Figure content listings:
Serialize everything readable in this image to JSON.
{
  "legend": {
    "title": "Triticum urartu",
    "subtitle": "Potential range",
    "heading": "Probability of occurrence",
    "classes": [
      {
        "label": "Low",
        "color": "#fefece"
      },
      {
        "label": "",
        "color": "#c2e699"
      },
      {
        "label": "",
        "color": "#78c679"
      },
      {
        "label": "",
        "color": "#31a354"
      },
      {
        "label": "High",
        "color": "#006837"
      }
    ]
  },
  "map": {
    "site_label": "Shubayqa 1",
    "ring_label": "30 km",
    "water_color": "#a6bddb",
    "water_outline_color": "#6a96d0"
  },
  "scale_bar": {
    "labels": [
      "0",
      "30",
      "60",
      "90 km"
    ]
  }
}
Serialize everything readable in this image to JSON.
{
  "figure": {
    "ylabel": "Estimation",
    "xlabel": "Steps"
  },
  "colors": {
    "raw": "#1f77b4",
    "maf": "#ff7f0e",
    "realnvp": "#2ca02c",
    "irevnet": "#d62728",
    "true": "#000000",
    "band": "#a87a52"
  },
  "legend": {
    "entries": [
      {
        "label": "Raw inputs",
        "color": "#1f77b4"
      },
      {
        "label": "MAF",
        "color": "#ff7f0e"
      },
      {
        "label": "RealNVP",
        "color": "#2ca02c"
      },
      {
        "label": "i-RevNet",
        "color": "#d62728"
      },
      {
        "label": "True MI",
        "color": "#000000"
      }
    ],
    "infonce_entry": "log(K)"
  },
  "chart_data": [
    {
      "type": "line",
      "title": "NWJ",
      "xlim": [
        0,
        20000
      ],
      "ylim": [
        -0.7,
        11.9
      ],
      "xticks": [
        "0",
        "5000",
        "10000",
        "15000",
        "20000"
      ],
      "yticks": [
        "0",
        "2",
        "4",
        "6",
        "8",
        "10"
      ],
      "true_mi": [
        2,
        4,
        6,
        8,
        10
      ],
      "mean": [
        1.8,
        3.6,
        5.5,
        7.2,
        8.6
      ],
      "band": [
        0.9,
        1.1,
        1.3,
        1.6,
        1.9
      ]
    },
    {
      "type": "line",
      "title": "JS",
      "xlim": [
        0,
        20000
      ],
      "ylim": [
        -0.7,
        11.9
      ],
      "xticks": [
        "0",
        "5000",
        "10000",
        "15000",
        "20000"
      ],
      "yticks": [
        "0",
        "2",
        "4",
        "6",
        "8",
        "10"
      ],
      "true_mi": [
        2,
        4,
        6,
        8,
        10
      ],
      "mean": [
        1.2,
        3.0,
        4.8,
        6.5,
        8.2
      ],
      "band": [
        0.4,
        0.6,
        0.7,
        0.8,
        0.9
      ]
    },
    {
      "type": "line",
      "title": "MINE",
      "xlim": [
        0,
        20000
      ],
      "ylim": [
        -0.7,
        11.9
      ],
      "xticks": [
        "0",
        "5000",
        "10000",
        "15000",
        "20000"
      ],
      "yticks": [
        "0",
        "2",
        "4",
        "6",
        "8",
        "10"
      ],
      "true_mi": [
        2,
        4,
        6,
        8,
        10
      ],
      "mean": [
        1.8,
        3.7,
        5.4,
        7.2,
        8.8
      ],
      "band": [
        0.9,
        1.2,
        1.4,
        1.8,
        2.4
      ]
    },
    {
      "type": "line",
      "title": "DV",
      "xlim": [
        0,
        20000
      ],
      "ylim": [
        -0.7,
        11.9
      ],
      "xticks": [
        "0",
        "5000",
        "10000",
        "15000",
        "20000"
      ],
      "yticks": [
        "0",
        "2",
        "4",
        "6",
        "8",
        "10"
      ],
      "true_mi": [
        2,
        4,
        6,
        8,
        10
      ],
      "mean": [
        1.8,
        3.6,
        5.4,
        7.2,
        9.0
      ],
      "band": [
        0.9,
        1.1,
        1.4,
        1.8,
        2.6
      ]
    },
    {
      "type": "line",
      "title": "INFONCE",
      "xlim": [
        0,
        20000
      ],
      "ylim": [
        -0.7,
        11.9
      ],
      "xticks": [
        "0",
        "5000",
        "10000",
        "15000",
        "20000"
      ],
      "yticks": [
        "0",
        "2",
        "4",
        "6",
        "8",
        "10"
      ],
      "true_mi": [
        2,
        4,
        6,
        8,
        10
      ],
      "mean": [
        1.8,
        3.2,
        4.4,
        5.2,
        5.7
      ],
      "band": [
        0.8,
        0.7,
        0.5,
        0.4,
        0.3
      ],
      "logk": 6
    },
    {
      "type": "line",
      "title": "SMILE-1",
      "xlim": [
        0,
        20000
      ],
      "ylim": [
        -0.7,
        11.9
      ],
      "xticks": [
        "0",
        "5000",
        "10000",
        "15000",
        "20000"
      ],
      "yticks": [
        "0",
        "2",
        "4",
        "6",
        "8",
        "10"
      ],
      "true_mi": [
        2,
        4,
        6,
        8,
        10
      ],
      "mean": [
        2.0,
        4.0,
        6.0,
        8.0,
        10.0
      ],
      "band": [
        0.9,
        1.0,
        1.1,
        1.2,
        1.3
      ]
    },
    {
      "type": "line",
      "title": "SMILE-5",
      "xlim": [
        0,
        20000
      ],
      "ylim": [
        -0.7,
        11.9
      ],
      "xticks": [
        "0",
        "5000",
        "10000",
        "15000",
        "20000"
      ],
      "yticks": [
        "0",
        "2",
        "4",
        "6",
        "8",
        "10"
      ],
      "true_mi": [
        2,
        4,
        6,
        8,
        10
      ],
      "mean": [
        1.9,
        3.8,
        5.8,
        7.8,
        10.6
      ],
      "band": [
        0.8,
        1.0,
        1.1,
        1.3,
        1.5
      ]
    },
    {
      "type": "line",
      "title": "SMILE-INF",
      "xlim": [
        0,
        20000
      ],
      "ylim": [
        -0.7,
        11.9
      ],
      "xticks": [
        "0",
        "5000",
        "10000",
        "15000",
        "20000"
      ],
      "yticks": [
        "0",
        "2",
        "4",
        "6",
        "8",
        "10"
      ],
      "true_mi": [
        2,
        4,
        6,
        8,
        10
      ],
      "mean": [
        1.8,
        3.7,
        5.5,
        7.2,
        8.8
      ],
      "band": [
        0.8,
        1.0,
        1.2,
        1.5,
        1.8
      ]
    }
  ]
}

WHAT YOU ARE ASKED TO DO. All of the lines above need to be given again exactly.

PROBLEM SOLUTION.
Serialize everything readable in this image to JSON.
{
  "legend": {
    "title": "Triticum urartu",
    "subtitle": "Potential range",
    "heading": "Probability of occurrence",
    "classes": [
      {
        "label": "Low",
        "color": "#fefece"
      },
      {
        "label": "",
        "color": "#c2e699"
      },
      {
        "label": "",
        "color": "#78c679"
      },
      {
        "label": "",
        "color": "#31a354"
      },
      {
        "label": "High",
        "color": "#006837"
      }
    ]
  },
  "map": {
    "site_label": "Shubayqa 1",
    "ring_label": "30 km",
    "water_color": "#a6bddb",
    "water_outline_color": "#6a96d0"
  },
  "scale_bar": {
    "labels": [
      "0",
      "30",
      "60",
      "90 km"
    ]
  }
}
Serialize everything readable in this image to JSON.
{
  "figure": {
    "ylabel": "Estimation",
    "xlabel": "Steps"
  },
  "colors": {
    "raw": "#1f77b4",
    "maf": "#ff7f0e",
    "realnvp": "#2ca02c",
    "irevnet": "#d62728",
    "true": "#000000",
    "band": "#a87a52"
  },
  "legend": {
    "entries": [
      {
        "label": "Raw inputs",
        "color": "#1f77b4"
      },
      {
        "label": "MAF",
        "color": "#ff7f0e"
      },
      {
        "label": "RealNVP",
        "color": "#2ca02c"
      },
      {
        "label": "i-RevNet",
        "color": "#d62728"
      },
      {
        "label": "True MI",
        "color": "#000000"
      }
    ],
    "infonce_entry": "log(K)"
  },
  "chart_data": [
    {
      "type": "line",
      "title": "NWJ",
      "xlim": [
        0,
        20000
      ],
      "ylim": [
        -0.7,
        11.9
      ],
      "xticks": [
        "0",
        "5000",
        "10000",
        "15000",
        "20000"
      ],
      "yticks": [
        "0",
        "2",
        "4",
        "6",
        "8",
        "10"
      ],
      "true_mi": [
        2,
        4,
        6,
        8,
        10
      ],
      "mean": [
        1.8,
        3.6,
        5.5,
        7.2,
        8.6
      ],
      "band": [
        0.9,
        1.1,
        1.3,
        1.6,
        1.9
      ]
    },
    {
      "type": "line",
      "title": "JS",
      "xlim": [
        0,
        20000
      ],
      "ylim": [
        -0.7,
        11.9
      ],
      "xticks": [
        "0",
        "5000",
        "10000",
        "15000",
        "20000"
      ],
      "yticks": [
        "0",
        "2",
        "4",
        "6",
        "8",
        "10"
      ],
      "true_mi": [
        2,
        4,
        6,
        8,
        10
      ],
      "mean": [
        1.2,
        3.0,
        4.8,
        6.5,
        8.2
      ],
      "band": [
        0.4,
        0.6,
        0.7,
        0.8,
        0.9
      ]
    },
    {
      "type": "line",
      "title": "MINE",
      "xlim": [
        0,
        20000
      ],
      "ylim": [
        -0.7,
        11.9
      ],
      "xticks": [
        "0",
        "5000",
        "10000",
        "15000",
        "20000"
      ],
      "yticks": [
        "0",
        "2",
        "4",
        "6",
        "8",
        "10"
      ],
      "true_mi": [
        2,
        4,
        6,
        8,
        10
      ],
      "mean": [
        1.8,
        3.7,
        5.4,
        7.2,
        8.8
      ],
      "band": [
        0.9,
        1.2,
        1.4,
        1.8,
        2.4
      ]
    },
    {
      "type": "line",
      "title": "DV",
      "xlim": [
        0,
        20000
      ],
      "ylim": [
        -0.7,
        11.9
      ],
      "xticks": [
        "0",
        "5000",
        "10000",
        "15000",
        "20000"
      ],
      "yticks": [
        "0",
        "2",
        "4",
        "6",
        "8",
        "10"
      ],
      "true_mi": [
        2,
        4,
        6,
        8,
        10
      ],
      "mean": [
        1.8,
        3.6,
        5.4,
        7.2,
        9.0
      ],
      "band": [
        0.9,
        1.1,
        1.4,
        1.8,
        2.6
      ]
    },
    {
      "type": "line",
      "title": "INFONCE",
      "xlim": [
        0,
        20000
      ],
      "ylim": [
        -0.7,
        11.9
      ],
      "xticks": [
        "0",
        "5000",
        "10000",
        "15000",
        "20000"
      ],
      "yticks": [
        "0",
        "2",
        "4",
        "6",
        "8",
        "10"
      ],
      "true_mi": [
        2,
        4,
        6,
        8,
        10
      ],
      "mean": [
        1.8,
        3.2,
        4.4,
        5.2,
        5.7
      ],
      "band": [
        0.8,
        0.7,
        0.5,
        0.4,
        0.3
      ],
      "logk": 6
    },
    {
      "type": "line",
      "title": "SMILE-1",
      "xlim": [
        0,
        20000
      ],
      "ylim": [
        -0.7,
        11.9
      ],
      "xticks": [
        "0",
        "5000",
        "10000",
        "15000",
        "20000"
      ],
      "yticks": [
        "0",
        "2",
        "4",
        "6",
        "8",
        "10"
      ],
      "true_mi": [
        2,
        4,
        6,
        8,
        10
      ],
      "mean": [
        2.0,
        4.0,
        6.0,
        8.0,
        10.0
      ],
      "band": [
        0.9,
        1.0,
        1.1,
        1.2,
        1.3
      ]
    },
    {
      "type": "line",
      "title": "SMILE-5",
      "xlim": [
        0,
        20000
      ],
      "ylim": [
        -0.7,
        11.9
      ],
      "xticks": [
        "0",
        "5000",
        "10000",
        "15000",
        "20000"
      ],
      "yticks": [
        "0",
        "2",
        "4",
        "6",
        "8",
        "10"
      ],
      "true_mi": [
        2,
        4,
        6,
        8,
        10
      ],
      "mean": [
        1.9,
        3.8,
        5.8,
        7.8,
        10.6
      ],
      "band": [
        0.8,
        1.0,
        1.1,
        1.3,
        1.5
      ]
    },
    {
      "type": "line",
      "title": "SMILE-INF",
      "xlim": [
        0,
        20000
      ],
      "ylim": [
        -0.7,
        11.9
      ],
      "xticks": [
        "0",
        "5000",
        "10000",
        "15000",
        "20000"
      ],
      "yticks": [
        "0",
        "2",
        "4",
        "6",
        "8",
        "10"
      ],
      "true_mi": [
        2,
        4,
        6,
        8,
        10
      ],
      "mean": [
        1.8,
        3.7,
        5.5,
        7.2,
        8.8
      ],
      "band": [
        0.8,
        1.0,
        1.2,
        1.5,
        1.8
      ]
    }
  ]
}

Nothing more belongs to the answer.